__Data records__
....
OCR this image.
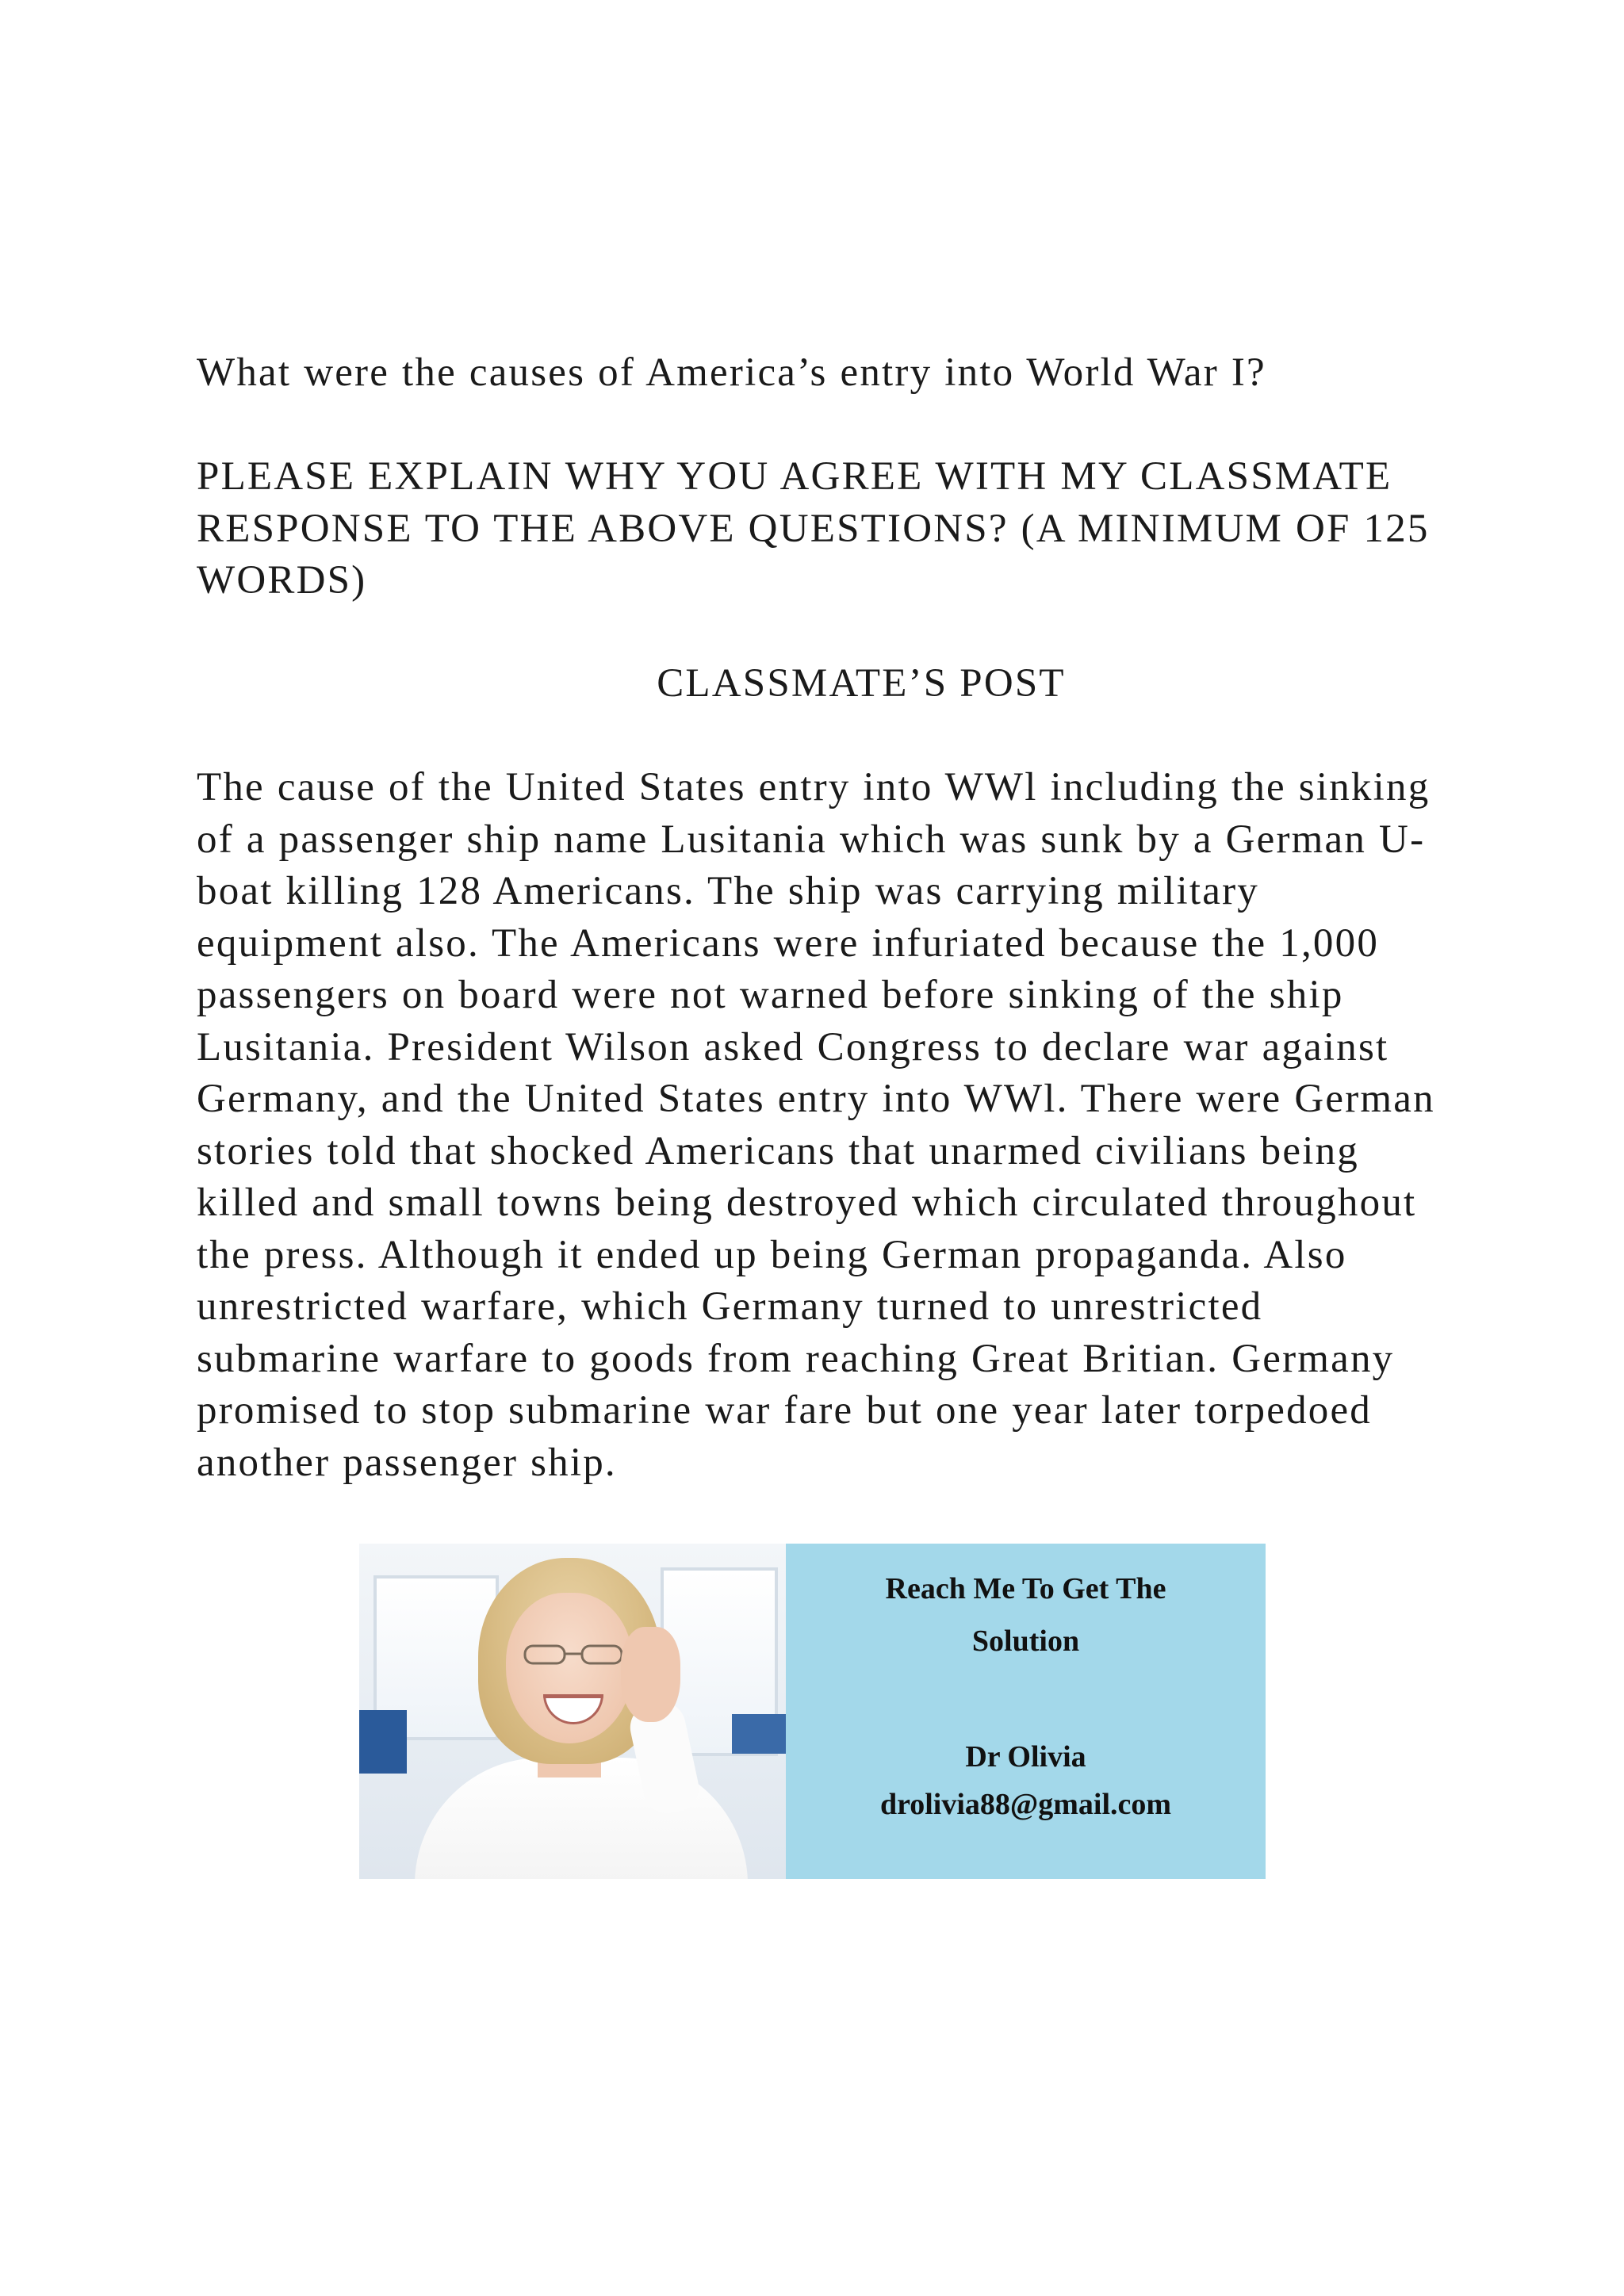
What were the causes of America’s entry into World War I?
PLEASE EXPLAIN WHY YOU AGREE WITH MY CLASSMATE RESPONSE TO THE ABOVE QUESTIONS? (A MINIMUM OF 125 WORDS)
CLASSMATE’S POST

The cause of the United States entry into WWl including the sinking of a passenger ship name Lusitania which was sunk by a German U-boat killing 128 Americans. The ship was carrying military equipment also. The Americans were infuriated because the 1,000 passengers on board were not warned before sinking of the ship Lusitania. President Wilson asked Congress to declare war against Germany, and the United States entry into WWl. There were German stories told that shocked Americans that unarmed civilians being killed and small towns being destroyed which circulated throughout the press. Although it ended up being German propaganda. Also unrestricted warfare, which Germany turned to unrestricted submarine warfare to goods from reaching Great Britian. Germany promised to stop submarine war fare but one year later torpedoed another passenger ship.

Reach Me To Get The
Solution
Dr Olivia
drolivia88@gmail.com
....
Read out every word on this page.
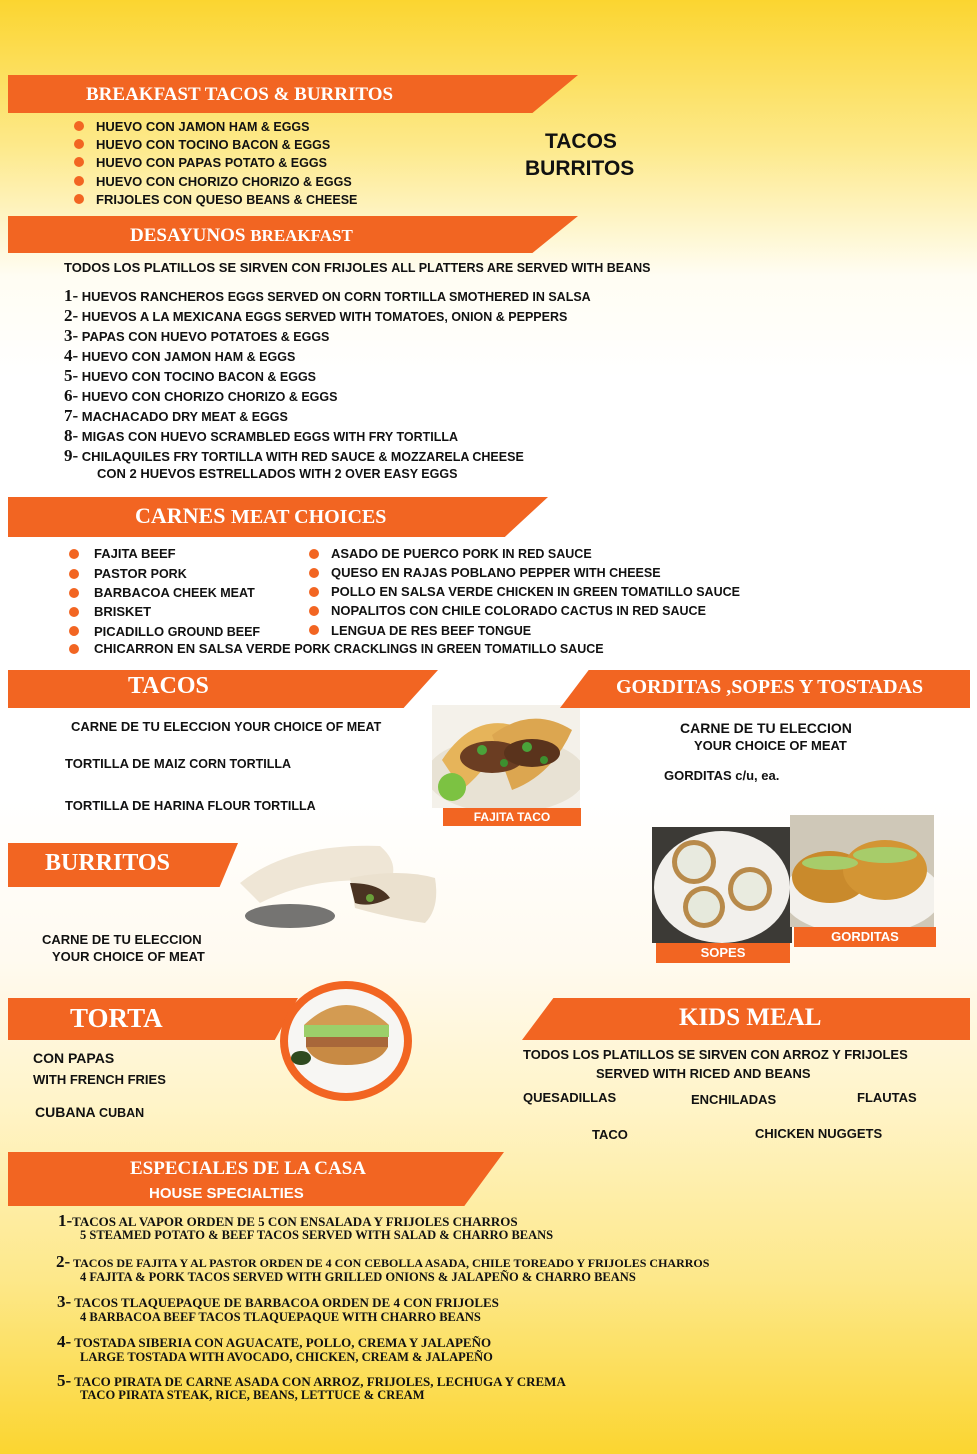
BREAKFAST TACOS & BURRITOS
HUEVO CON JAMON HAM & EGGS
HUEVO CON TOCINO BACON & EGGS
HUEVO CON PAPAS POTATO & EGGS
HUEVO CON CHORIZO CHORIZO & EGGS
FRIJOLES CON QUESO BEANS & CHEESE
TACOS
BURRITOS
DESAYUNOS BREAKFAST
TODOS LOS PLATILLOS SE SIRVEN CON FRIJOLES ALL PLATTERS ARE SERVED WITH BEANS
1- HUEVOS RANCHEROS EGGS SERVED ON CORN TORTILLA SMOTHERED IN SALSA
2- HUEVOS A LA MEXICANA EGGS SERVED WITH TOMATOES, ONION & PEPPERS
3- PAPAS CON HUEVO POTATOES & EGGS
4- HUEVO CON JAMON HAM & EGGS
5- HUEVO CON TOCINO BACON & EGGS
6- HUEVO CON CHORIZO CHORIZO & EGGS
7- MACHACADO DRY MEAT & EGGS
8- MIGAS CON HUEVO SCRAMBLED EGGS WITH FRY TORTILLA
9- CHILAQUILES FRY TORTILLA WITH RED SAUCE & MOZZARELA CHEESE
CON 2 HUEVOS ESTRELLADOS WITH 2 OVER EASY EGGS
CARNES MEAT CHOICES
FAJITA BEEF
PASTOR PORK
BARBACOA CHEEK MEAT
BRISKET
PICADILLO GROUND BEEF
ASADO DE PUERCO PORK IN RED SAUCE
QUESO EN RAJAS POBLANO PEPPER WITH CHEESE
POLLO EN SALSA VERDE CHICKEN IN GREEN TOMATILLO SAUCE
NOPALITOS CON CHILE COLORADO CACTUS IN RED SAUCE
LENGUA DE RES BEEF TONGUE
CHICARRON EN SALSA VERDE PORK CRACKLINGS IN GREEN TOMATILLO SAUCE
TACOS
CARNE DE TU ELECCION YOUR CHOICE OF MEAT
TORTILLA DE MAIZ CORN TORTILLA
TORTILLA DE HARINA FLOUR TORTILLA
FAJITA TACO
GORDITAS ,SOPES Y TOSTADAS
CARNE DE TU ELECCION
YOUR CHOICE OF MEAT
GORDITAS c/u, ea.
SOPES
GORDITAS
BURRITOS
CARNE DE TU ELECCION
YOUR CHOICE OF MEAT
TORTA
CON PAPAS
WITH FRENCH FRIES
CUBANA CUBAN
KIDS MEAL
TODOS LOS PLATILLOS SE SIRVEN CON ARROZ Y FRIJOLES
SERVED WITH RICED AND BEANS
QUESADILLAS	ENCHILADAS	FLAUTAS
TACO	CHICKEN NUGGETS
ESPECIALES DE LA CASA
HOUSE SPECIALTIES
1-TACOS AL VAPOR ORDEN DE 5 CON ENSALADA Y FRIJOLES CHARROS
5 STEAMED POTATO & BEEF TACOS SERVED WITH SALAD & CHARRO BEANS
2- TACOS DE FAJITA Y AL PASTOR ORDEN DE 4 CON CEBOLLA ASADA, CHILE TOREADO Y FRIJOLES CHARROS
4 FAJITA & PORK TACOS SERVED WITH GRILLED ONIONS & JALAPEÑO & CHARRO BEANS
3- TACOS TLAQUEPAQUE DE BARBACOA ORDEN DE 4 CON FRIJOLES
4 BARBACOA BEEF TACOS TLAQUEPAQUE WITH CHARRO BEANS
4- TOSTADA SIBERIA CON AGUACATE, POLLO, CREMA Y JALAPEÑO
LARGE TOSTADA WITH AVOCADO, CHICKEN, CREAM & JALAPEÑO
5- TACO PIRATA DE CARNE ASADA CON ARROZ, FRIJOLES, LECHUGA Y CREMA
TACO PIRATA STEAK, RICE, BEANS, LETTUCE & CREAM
....
__Directions for this task__
Search the data for the word "BACON" and copy each line where it appears.

__Result of the exercise__
HUEVO CON TOCINO BACON & EGGS
5- HUEVO CON TOCINO BACON & EGGS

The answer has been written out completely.